→ Problem statement
Report each line of the data that has "Overall" somewhere in it.

-------- Extracted entries

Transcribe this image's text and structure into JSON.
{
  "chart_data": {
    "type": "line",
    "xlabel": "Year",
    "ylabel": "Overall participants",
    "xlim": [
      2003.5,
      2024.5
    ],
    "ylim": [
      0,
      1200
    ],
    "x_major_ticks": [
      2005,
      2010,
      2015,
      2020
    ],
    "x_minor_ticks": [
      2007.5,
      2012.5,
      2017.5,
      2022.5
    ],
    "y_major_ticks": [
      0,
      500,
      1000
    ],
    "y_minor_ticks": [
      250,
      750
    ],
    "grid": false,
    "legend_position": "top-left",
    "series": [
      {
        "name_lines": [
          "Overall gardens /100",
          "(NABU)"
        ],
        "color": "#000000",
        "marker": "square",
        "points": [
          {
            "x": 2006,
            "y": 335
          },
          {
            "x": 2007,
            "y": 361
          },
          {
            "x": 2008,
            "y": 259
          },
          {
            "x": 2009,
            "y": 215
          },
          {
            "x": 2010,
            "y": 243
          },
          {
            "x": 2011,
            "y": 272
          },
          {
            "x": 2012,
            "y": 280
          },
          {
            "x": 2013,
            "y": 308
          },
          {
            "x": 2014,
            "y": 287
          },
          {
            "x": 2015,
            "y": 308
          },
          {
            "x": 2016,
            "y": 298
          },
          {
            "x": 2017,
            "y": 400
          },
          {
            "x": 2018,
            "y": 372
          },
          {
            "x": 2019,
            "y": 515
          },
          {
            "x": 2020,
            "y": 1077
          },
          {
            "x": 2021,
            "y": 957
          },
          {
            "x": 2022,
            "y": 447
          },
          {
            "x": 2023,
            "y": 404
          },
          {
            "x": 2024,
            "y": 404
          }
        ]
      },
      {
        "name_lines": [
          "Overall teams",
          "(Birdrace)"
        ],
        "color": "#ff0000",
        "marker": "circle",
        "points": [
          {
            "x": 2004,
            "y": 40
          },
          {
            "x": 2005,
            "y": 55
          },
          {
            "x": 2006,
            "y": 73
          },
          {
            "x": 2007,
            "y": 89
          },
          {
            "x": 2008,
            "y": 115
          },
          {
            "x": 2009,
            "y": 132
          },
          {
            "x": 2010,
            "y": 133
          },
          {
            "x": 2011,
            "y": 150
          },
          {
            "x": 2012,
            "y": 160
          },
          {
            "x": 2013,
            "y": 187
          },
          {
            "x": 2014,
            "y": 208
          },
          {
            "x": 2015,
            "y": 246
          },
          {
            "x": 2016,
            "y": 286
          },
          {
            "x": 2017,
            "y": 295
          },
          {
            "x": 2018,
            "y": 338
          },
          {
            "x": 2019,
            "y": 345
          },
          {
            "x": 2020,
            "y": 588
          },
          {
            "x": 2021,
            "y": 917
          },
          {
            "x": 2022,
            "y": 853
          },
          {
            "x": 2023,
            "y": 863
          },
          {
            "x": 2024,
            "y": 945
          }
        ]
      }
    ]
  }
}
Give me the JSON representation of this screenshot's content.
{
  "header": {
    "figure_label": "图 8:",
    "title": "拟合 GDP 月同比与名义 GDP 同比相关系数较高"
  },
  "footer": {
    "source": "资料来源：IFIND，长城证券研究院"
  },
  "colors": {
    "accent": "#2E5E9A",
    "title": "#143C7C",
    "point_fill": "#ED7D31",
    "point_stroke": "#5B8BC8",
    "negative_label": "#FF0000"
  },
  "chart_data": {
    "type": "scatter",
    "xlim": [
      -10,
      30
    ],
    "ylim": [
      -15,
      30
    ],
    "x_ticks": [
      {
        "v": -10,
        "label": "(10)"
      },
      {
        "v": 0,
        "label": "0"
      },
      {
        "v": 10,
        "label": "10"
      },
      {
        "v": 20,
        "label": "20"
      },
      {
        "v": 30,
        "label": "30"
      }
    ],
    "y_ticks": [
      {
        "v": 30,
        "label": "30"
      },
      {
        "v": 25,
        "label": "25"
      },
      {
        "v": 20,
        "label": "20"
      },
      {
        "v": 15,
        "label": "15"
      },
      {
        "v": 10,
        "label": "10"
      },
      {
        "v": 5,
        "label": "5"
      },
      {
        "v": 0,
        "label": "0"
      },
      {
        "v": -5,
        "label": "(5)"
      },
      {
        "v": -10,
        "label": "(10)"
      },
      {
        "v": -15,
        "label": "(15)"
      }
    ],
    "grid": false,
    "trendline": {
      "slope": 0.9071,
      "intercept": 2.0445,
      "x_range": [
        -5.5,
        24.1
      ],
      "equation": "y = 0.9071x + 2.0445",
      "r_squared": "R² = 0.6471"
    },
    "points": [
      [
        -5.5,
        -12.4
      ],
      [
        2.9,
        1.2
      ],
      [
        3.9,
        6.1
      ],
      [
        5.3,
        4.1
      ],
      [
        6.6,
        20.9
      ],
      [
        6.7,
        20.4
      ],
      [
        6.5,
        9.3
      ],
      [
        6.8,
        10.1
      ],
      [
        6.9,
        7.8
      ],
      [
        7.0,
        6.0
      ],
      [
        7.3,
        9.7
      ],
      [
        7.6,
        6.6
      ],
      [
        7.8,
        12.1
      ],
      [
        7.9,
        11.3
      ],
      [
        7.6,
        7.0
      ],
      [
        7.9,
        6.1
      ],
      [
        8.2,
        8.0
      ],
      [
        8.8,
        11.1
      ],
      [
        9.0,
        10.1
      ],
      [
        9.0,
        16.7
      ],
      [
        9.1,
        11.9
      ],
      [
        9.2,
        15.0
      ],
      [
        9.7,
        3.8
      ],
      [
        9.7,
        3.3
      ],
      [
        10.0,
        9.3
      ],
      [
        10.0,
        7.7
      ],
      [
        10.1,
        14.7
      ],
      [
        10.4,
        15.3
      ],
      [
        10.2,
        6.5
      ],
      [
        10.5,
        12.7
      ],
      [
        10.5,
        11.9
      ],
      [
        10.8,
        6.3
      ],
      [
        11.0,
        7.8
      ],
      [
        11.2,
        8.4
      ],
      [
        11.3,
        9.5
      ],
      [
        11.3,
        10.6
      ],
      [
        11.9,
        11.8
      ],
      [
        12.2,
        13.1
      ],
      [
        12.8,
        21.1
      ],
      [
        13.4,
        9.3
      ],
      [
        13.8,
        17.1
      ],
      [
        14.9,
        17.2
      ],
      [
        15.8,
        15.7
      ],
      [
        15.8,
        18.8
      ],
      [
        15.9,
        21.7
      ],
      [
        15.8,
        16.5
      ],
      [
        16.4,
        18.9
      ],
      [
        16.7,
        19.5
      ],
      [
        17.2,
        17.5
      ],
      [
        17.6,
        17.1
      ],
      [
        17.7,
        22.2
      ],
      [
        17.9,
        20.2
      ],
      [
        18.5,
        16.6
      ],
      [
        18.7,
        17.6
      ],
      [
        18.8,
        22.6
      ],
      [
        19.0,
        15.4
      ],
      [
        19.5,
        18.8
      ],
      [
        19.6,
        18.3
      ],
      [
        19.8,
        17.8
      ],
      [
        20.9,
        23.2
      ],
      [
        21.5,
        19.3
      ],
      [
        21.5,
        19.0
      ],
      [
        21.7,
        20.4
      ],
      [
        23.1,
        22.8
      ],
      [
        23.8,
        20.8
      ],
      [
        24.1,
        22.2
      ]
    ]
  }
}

----------------

→ Answer to this problem
    "ylabel": "Overall participants",
          "Overall gardens /100",
          "Overall teams",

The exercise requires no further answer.